Reading text: Begin

Our study has limitations. The first limitation is that the study was conducted during office hours to ensure availability of nursing staff. We cannot exclude that the respiratory status of a patient is assessed differently during evening or night shifts. The respiratory status of patients may be compromised to a greater extent while sleeping due to a decrease in breathing frequency and tidal volume. Our findings cannot be extrapolated to these situations without further research.
In addition, the inter-rater agreement was good for the overall score and for the degree of dyspnea. The clinical condition of asthma varies, and this fluctuation may be the reason why the inter-rater agreement for breathing frequency and degree of retractions was lower than for dyspnea, which reflects the overall respiratory status of the patient. The fact that assessment of the CAS by different health-care providers was not performed at the same time should also be taken into account. A dichotomous scoring system such as the RAD score (respiratory rate, accessory muscle use, decreased breath sounds), as recently demonstrated, may be even easier to use with less degree of subjectivity.14 However, this score also requires auscultation of the lungs.
Furthermore, the CAS was performed only during the course of the disease and not on initial presentation at the emergency department. This may explain the small number of subjects with a high CAS. Indeed, a substantial percentage of subjects presented with mild acute asthma and did not receive systemic steroids at the discretion of the treating physician. In our practice, only patients who do not respond well to the first 2 administrations of bronchodilators receive systemic steroids. On the other hand, the CAS was developed for use in a clinical pathway and not to predict whether a patient with acute asthma should be admitted. In addition, we did not assess the correlation of CAS and response to treatment. Indeed, the feasibility of using the CAS in a clinical pathway for acute childhood asthma is currently under evaluation.

Reading text: End
Listed entries: Begin

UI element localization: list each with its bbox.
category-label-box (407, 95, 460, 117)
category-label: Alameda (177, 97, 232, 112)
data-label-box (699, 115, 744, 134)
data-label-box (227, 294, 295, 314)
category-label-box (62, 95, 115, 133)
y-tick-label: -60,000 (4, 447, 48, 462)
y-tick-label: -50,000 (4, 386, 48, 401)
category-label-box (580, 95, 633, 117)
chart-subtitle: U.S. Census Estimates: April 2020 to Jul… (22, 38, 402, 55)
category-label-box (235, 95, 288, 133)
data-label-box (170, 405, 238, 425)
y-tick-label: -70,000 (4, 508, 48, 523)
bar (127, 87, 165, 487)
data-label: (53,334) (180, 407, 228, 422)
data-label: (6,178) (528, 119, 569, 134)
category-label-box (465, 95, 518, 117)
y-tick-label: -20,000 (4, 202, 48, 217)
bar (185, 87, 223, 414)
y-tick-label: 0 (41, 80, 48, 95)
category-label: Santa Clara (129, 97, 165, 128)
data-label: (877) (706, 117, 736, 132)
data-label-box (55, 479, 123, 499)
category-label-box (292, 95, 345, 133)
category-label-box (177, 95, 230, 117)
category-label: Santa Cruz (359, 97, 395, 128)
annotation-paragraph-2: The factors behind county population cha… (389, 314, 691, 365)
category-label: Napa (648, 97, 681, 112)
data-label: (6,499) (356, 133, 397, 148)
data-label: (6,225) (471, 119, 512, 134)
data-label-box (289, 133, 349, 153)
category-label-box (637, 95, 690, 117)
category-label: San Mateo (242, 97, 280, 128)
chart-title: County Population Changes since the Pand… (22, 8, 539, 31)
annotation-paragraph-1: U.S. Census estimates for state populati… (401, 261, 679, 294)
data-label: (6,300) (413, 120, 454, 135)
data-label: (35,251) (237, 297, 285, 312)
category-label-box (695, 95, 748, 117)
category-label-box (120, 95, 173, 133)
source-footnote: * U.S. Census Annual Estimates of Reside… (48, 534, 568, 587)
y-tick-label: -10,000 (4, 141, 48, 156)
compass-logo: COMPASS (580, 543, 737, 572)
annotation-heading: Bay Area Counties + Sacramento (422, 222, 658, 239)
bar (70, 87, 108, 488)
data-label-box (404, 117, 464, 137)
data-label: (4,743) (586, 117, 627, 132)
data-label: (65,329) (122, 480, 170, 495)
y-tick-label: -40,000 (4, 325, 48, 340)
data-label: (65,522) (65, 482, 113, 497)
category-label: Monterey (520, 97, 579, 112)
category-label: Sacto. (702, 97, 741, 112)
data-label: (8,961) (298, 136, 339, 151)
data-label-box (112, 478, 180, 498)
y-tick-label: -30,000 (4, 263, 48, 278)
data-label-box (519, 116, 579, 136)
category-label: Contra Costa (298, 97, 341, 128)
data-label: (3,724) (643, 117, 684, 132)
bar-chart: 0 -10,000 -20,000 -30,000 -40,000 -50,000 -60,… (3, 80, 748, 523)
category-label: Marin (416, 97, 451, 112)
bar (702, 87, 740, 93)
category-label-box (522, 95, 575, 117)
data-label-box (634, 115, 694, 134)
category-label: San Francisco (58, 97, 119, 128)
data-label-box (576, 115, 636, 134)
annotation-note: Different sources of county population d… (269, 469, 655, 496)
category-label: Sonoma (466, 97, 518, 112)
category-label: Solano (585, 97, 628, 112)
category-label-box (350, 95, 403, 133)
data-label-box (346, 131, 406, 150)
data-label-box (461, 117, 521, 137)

Listed entries: End

> What to work on
Write the next part of the text on the limitations of the childhood asthma score study, starting after its last sentence.

> Written reply
Conclusions
We developed a CAS that does not require auscultation of the lungs. The results demonstrate that the CAS correlates well with routine clinical assessment of the patient's respiratory status by a physician. This suggests that the CAS may be an attractive tool in a clinical pathway to reduce clinical variability in the management of acute childhood asthma. The next step will be to use the CAS in a prospective randomized trial to investigate whether its use improves decision making and patient outcome.
Acknowledgment
We are indebted to the physician and nursing staff of the Pediatric Department of the Medical Centre Leeuwarden for support of this research project.
Footnotes
- Correspondence: Arvid WA Kamps MD PhD, Department of Paediatrics, Medical Centre Leeuwarden, PO Box 888, 8901 BR Leeuwarden, The Netherlands. E-mail: arvidkamps{at}gmail.com.
The authors have disclosed no conflicts of interest.